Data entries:
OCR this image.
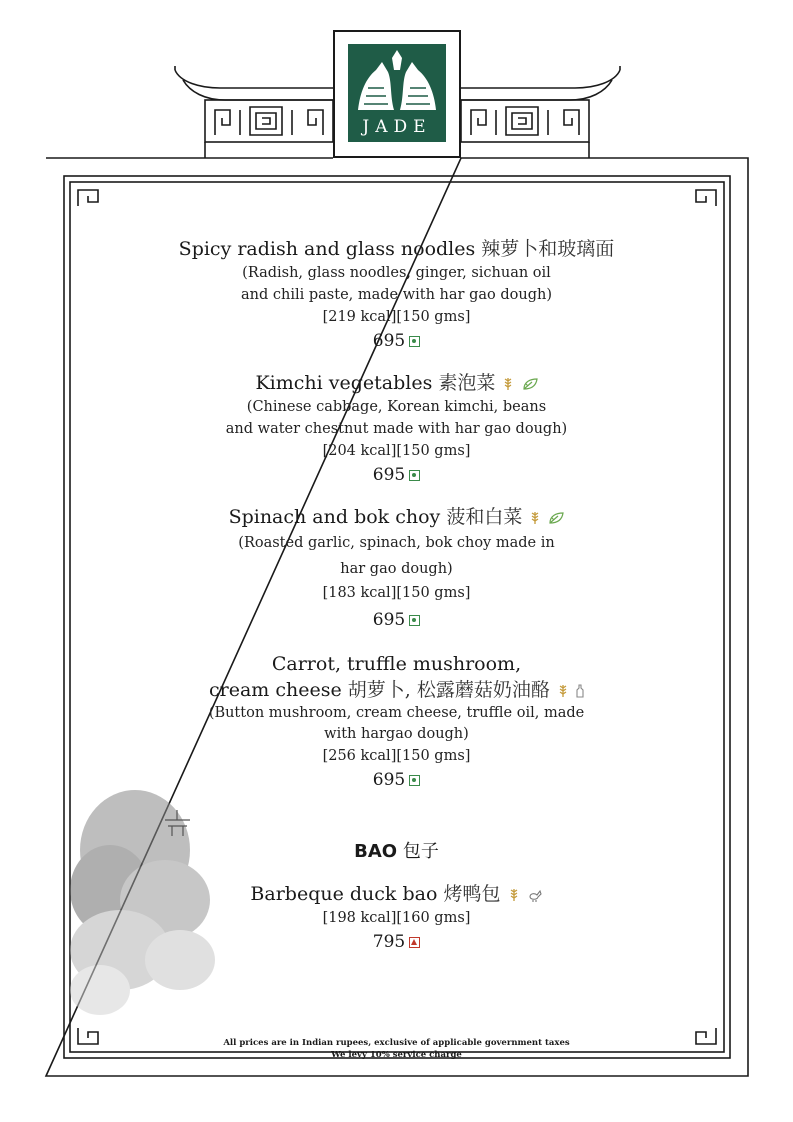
JADE
Spicy radish and glass noodles 辣萝卜和玻璃面
(Radish, glass noodles, ginger, sichuan oil
and chili paste, made with har gao dough)
[219 kcal][150 gms]
695
Kimchi vegetables 素泡菜
(Chinese cabbage, Korean kimchi, beans
and water chestnut made with har gao dough)
[204 kcal][150 gms]
695
Spinach and bok choy 菠和白菜
(Roasted garlic, spinach, bok choy made in
har gao dough)
[183 kcal][150 gms]
695
Carrot, truffle mushroom,
cream cheese 胡萝卜, 松露蘑菇奶油酪
(Button mushroom, cream cheese, truffle oil, made
with hargao dough)
[256 kcal][150 gms]
695
BAO 包子
Barbeque duck bao 烤鸭包
[198 kcal][160 gms]
795
All prices are in Indian rupees, exclusive of applicable government taxes
We levy 10% service charge
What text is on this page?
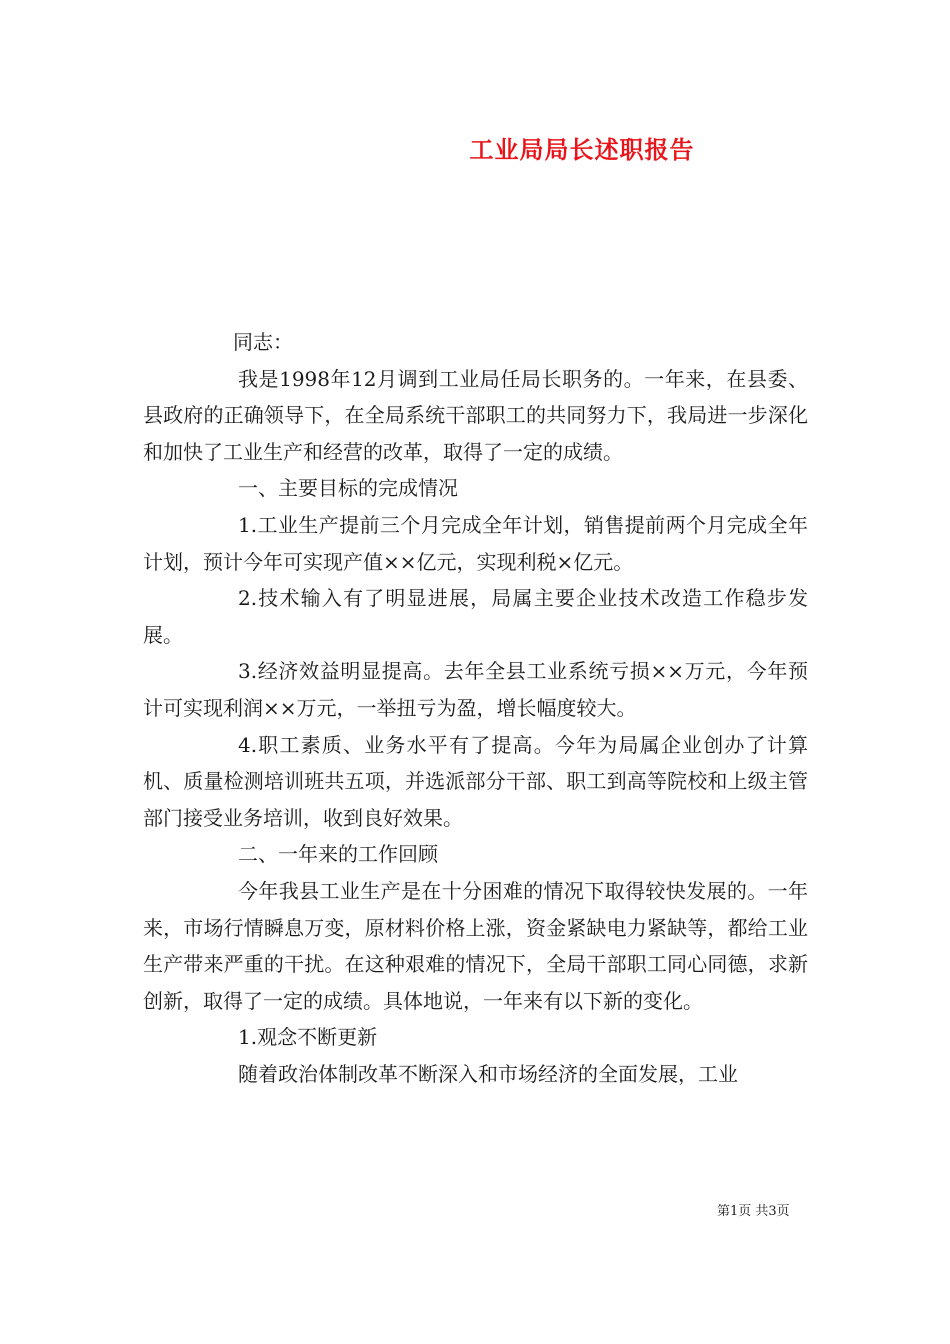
工业局局长述职报告

同志：

我是1998年12月调到工业局任局长职务的。一年来，在县委、县政府的正确领导下，在全局系统干部职工的共同努力下，我局进一步深化和加快了工业生产和经营的改革，取得了一定的成绩。

一、主要目标的完成情况

1.工业生产提前三个月完成全年计划，销售提前两个月完成全年计划，预计今年可实现产值××亿元，实现利税×亿元。

2.技术输入有了明显进展，局属主要企业技术改造工作稳步发展。

3.经济效益明显提高。去年全县工业系统亏损××万元，今年预计可实现利润××万元，一举扭亏为盈，增长幅度较大。

4.职工素质、业务水平有了提高。今年为局属企业创办了计算机、质量检测培训班共五项，并选派部分干部、职工到高等院校和上级主管部门接受业务培训，收到良好效果。

二、一年来的工作回顾

今年我县工业生产是在十分困难的情况下取得较快发展的。一年来，市场行情瞬息万变，原材料价格上涨，资金紧缺电力紧缺等，都给工业生产带来严重的干扰。在这种艰难的情况下，全局干部职工同心同德，求新创新，取得了一定的成绩。具体地说，一年来有以下新的变化。

1.观念不断更新

随着政治体制改革不断深入和市场经济的全面发展，工业

第1页 共3页
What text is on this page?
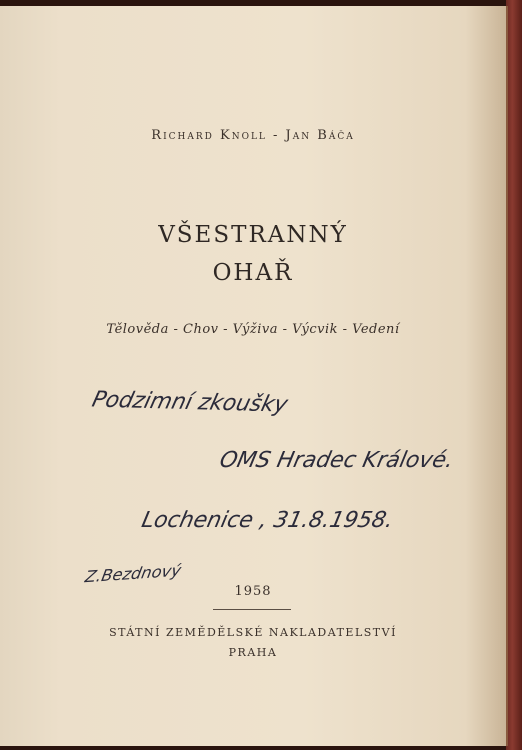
Richard Knoll - Jan Báča

VŠESTRANNÝ
OHAŘ

Tělověda - Chov - Výživa - Výcvik - Vedení

Podzimní zkoušky

OMS Hradec Králové.

Lochenice , 31.8.1958.

Z.Bezdnový

1958

STÁTNÍ ZEMĚDĚLSKÉ NAKLADATELSTVÍ

PRAHA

**Written instruction:** Scan the material above for the string "glass" and return the lines that hold it.

**The completed task:**
Spicy radish and glass noodles 辣萝卜和玻璃面
(Radish, glass noodles, ginger, sichuan oil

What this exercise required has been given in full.